- **Task details**
Restate the data exactly as given and keep the pictures out.
____
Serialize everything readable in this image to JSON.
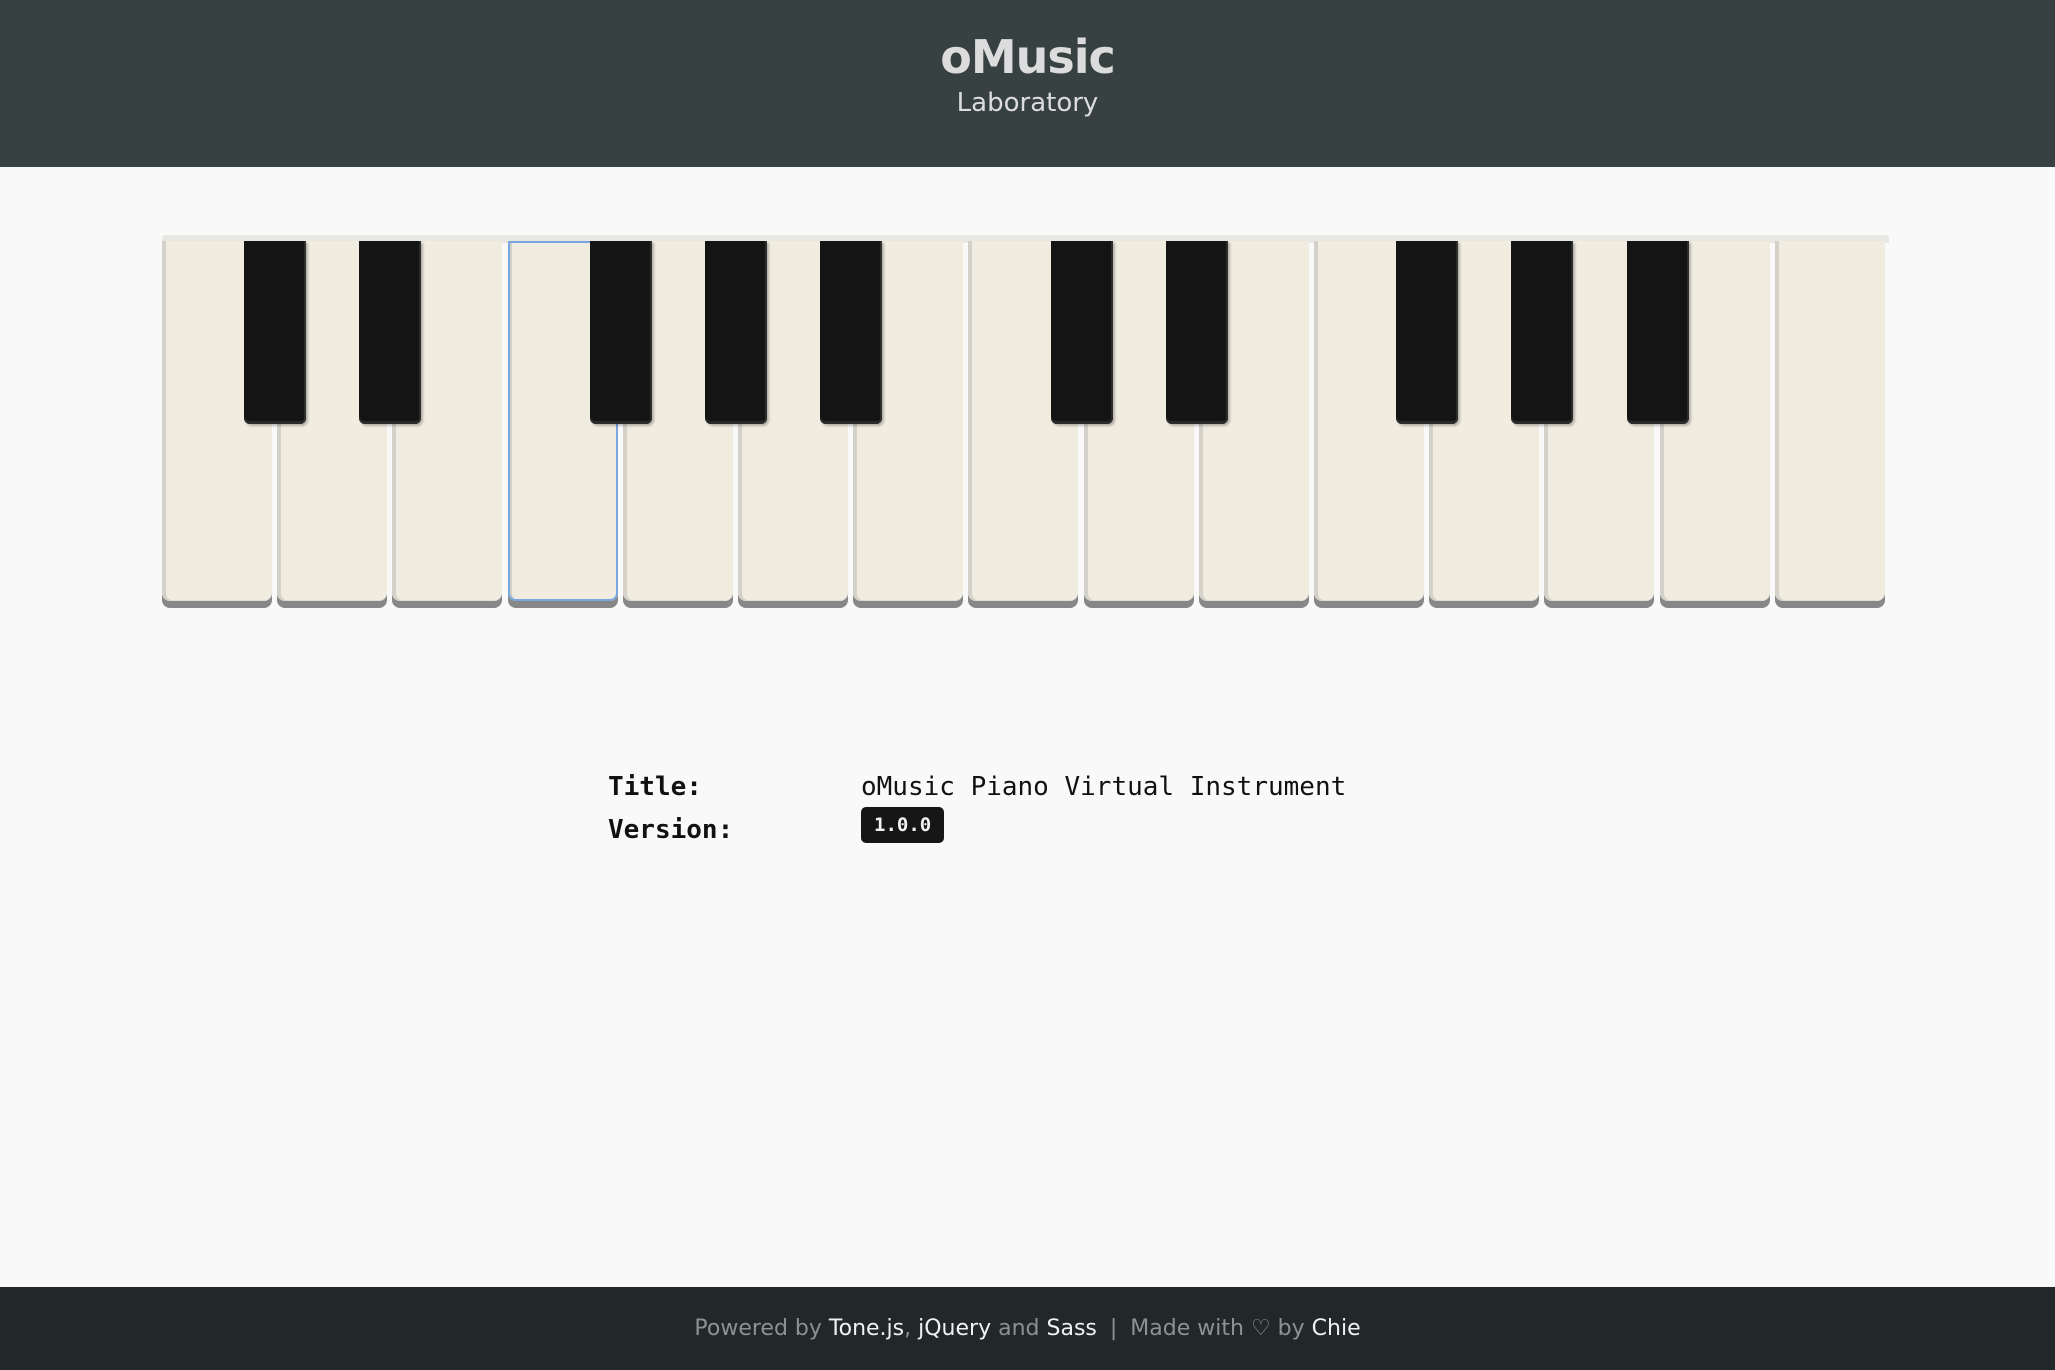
{
  "header": {
    "logo": "oMusic",
    "subtitle": "Laboratory"
  },
  "piano": {
    "white_keys": 15,
    "black_key_positions": [
      0,
      1,
      3,
      4,
      5,
      7,
      8,
      10,
      11,
      12
    ],
    "focused_white_key": 3
  },
  "info": {
    "title_label": "Title:",
    "title_value": "oMusic Piano Virtual Instrument",
    "version_label": "Version:",
    "version_value": "1.0.0"
  },
  "footer": {
    "powered_by": "Powered by",
    "tone_link": "Tone.js",
    "comma": ",",
    "jquery_link": "jQuery",
    "and": "and",
    "sass_link": "Sass",
    "separator": "|",
    "made_with": "Made with",
    "heart": "♡",
    "by": "by",
    "author_link": "Chie"
  }
}
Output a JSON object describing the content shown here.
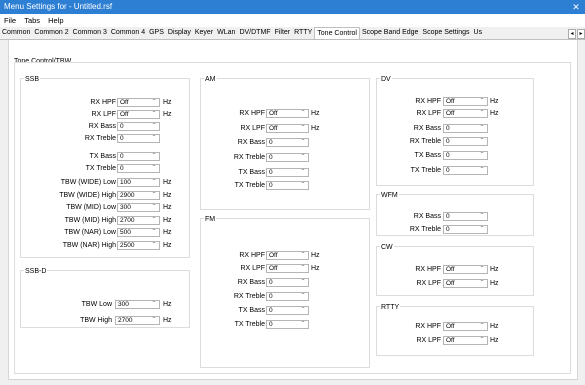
{
  "window": {
    "title": "Menu Settings for  - Untitled.rsf",
    "close_glyph": "✕"
  },
  "menu": [
    "File",
    "Tabs",
    "Help"
  ],
  "tabs": [
    "Common",
    "Common 2",
    "Common 3",
    "Common 4",
    "GPS",
    "Display",
    "Keyer",
    "WLan",
    "DV/DTMF",
    "Filter",
    "RTTY",
    "Tone Control",
    "Scope Band Edge",
    "Scope Settings",
    "Us"
  ],
  "active_tab": "Tone Control",
  "tab_scroll": [
    "◂",
    "▸"
  ],
  "panel_title": "Tone Control/TBW",
  "unit": "Hz",
  "dropdown_arrow": "﹀",
  "groups": {
    "ssb": {
      "title": "SSB",
      "rows": [
        {
          "label": "RX HPF",
          "value": "Off",
          "hz": true
        },
        {
          "label": "RX LPF",
          "value": "Off",
          "hz": true
        },
        {
          "label": "RX Bass",
          "value": "0",
          "hz": false
        },
        {
          "label": "RX Treble",
          "value": "0",
          "hz": false
        },
        {
          "label": "TX Bass",
          "value": "0",
          "hz": false
        },
        {
          "label": "TX Treble",
          "value": "0",
          "hz": false
        },
        {
          "label": "TBW (WIDE) Low",
          "value": "100",
          "hz": true
        },
        {
          "label": "TBW (WIDE) High",
          "value": "2900",
          "hz": true
        },
        {
          "label": "TBW (MID) Low",
          "value": "300",
          "hz": true
        },
        {
          "label": "TBW (MID) High",
          "value": "2700",
          "hz": true
        },
        {
          "label": "TBW (NAR) Low",
          "value": "500",
          "hz": true
        },
        {
          "label": "TBW (NAR) High",
          "value": "2500",
          "hz": true
        }
      ]
    },
    "ssbd": {
      "title": "SSB-D",
      "rows": [
        {
          "label": "TBW Low",
          "value": "300",
          "hz": true
        },
        {
          "label": "TBW High",
          "value": "2700",
          "hz": true
        }
      ]
    },
    "am": {
      "title": "AM",
      "rows": [
        {
          "label": "RX HPF",
          "value": "Off",
          "hz": true
        },
        {
          "label": "RX LPF",
          "value": "Off",
          "hz": true
        },
        {
          "label": "RX Bass",
          "value": "0",
          "hz": false
        },
        {
          "label": "RX Treble",
          "value": "0",
          "hz": false
        },
        {
          "label": "TX Bass",
          "value": "0",
          "hz": false
        },
        {
          "label": "TX Treble",
          "value": "0",
          "hz": false
        }
      ]
    },
    "fm": {
      "title": "FM",
      "rows": [
        {
          "label": "RX HPF",
          "value": "Off",
          "hz": true
        },
        {
          "label": "RX LPF",
          "value": "Off",
          "hz": true
        },
        {
          "label": "RX Bass",
          "value": "0",
          "hz": false
        },
        {
          "label": "RX Treble",
          "value": "0",
          "hz": false
        },
        {
          "label": "TX Bass",
          "value": "0",
          "hz": false
        },
        {
          "label": "TX Treble",
          "value": "0",
          "hz": false
        }
      ]
    },
    "dv": {
      "title": "DV",
      "rows": [
        {
          "label": "RX HPF",
          "value": "Off",
          "hz": true
        },
        {
          "label": "RX LPF",
          "value": "Off",
          "hz": true
        },
        {
          "label": "RX Bass",
          "value": "0",
          "hz": false
        },
        {
          "label": "RX Treble",
          "value": "0",
          "hz": false
        },
        {
          "label": "TX Bass",
          "value": "0",
          "hz": false
        },
        {
          "label": "TX Treble",
          "value": "0",
          "hz": false
        }
      ]
    },
    "wfm": {
      "title": "WFM",
      "rows": [
        {
          "label": "RX Bass",
          "value": "0",
          "hz": false
        },
        {
          "label": "RX Treble",
          "value": "0",
          "hz": false
        }
      ]
    },
    "cw": {
      "title": "CW",
      "rows": [
        {
          "label": "RX HPF",
          "value": "Off",
          "hz": true
        },
        {
          "label": "RX LPF",
          "value": "Off",
          "hz": true
        }
      ]
    },
    "rtty": {
      "title": "RTTY",
      "rows": [
        {
          "label": "RX HPF",
          "value": "Off",
          "hz": true
        },
        {
          "label": "RX LPF",
          "value": "Off",
          "hz": true
        }
      ]
    }
  }
}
____
- **Exercise output**
Serialize everything readable in this image to JSON.
{
  "header": {
    "logo": "oMusic",
    "subtitle": "Laboratory"
  },
  "piano": {
    "white_keys": 15,
    "black_key_positions": [
      0,
      1,
      3,
      4,
      5,
      7,
      8,
      10,
      11,
      12
    ],
    "focused_white_key": 3
  },
  "info": {
    "title_label": "Title:",
    "title_value": "oMusic Piano Virtual Instrument",
    "version_label": "Version:",
    "version_value": "1.0.0"
  },
  "footer": {
    "powered_by": "Powered by",
    "tone_link": "Tone.js",
    "comma": ",",
    "jquery_link": "jQuery",
    "and": "and",
    "sass_link": "Sass",
    "separator": "|",
    "made_with": "Made with",
    "heart": "♡",
    "by": "by",
    "author_link": "Chie"
  }
}
Output a JSON object describing the content shown here.
{
  "window": {
    "title": "Menu Settings for  - Untitled.rsf",
    "close_glyph": "✕"
  },
  "menu": [
    "File",
    "Tabs",
    "Help"
  ],
  "tabs": [
    "Common",
    "Common 2",
    "Common 3",
    "Common 4",
    "GPS",
    "Display",
    "Keyer",
    "WLan",
    "DV/DTMF",
    "Filter",
    "RTTY",
    "Tone Control",
    "Scope Band Edge",
    "Scope Settings",
    "Us"
  ],
  "active_tab": "Tone Control",
  "tab_scroll": [
    "◂",
    "▸"
  ],
  "panel_title": "Tone Control/TBW",
  "unit": "Hz",
  "dropdown_arrow": "﹀",
  "groups": {
    "ssb": {
      "title": "SSB",
      "rows": [
        {
          "label": "RX HPF",
          "value": "Off",
          "hz": true
        },
        {
          "label": "RX LPF",
          "value": "Off",
          "hz": true
        },
        {
          "label": "RX Bass",
          "value": "0",
          "hz": false
        },
        {
          "label": "RX Treble",
          "value": "0",
          "hz": false
        },
        {
          "label": "TX Bass",
          "value": "0",
          "hz": false
        },
        {
          "label": "TX Treble",
          "value": "0",
          "hz": false
        },
        {
          "label": "TBW (WIDE) Low",
          "value": "100",
          "hz": true
        },
        {
          "label": "TBW (WIDE) High",
          "value": "2900",
          "hz": true
        },
        {
          "label": "TBW (MID) Low",
          "value": "300",
          "hz": true
        },
        {
          "label": "TBW (MID) High",
          "value": "2700",
          "hz": true
        },
        {
          "label": "TBW (NAR) Low",
          "value": "500",
          "hz": true
        },
        {
          "label": "TBW (NAR) High",
          "value": "2500",
          "hz": true
        }
      ]
    },
    "ssbd": {
      "title": "SSB-D",
      "rows": [
        {
          "label": "TBW Low",
          "value": "300",
          "hz": true
        },
        {
          "label": "TBW High",
          "value": "2700",
          "hz": true
        }
      ]
    },
    "am": {
      "title": "AM",
      "rows": [
        {
          "label": "RX HPF",
          "value": "Off",
          "hz": true
        },
        {
          "label": "RX LPF",
          "value": "Off",
          "hz": true
        },
        {
          "label": "RX Bass",
          "value": "0",
          "hz": false
        },
        {
          "label": "RX Treble",
          "value": "0",
          "hz": false
        },
        {
          "label": "TX Bass",
          "value": "0",
          "hz": false
        },
        {
          "label": "TX Treble",
          "value": "0",
          "hz": false
        }
      ]
    },
    "fm": {
      "title": "FM",
      "rows": [
        {
          "label": "RX HPF",
          "value": "Off",
          "hz": true
        },
        {
          "label": "RX LPF",
          "value": "Off",
          "hz": true
        },
        {
          "label": "RX Bass",
          "value": "0",
          "hz": false
        },
        {
          "label": "RX Treble",
          "value": "0",
          "hz": false
        },
        {
          "label": "TX Bass",
          "value": "0",
          "hz": false
        },
        {
          "label": "TX Treble",
          "value": "0",
          "hz": false
        }
      ]
    },
    "dv": {
      "title": "DV",
      "rows": [
        {
          "label": "RX HPF",
          "value": "Off",
          "hz": true
        },
        {
          "label": "RX LPF",
          "value": "Off",
          "hz": true
        },
        {
          "label": "RX Bass",
          "value": "0",
          "hz": false
        },
        {
          "label": "RX Treble",
          "value": "0",
          "hz": false
        },
        {
          "label": "TX Bass",
          "value": "0",
          "hz": false
        },
        {
          "label": "TX Treble",
          "value": "0",
          "hz": false
        }
      ]
    },
    "wfm": {
      "title": "WFM",
      "rows": [
        {
          "label": "RX Bass",
          "value": "0",
          "hz": false
        },
        {
          "label": "RX Treble",
          "value": "0",
          "hz": false
        }
      ]
    },
    "cw": {
      "title": "CW",
      "rows": [
        {
          "label": "RX HPF",
          "value": "Off",
          "hz": true
        },
        {
          "label": "RX LPF",
          "value": "Off",
          "hz": true
        }
      ]
    },
    "rtty": {
      "title": "RTTY",
      "rows": [
        {
          "label": "RX HPF",
          "value": "Off",
          "hz": true
        },
        {
          "label": "RX LPF",
          "value": "Off",
          "hz": true
        }
      ]
    }
  }
}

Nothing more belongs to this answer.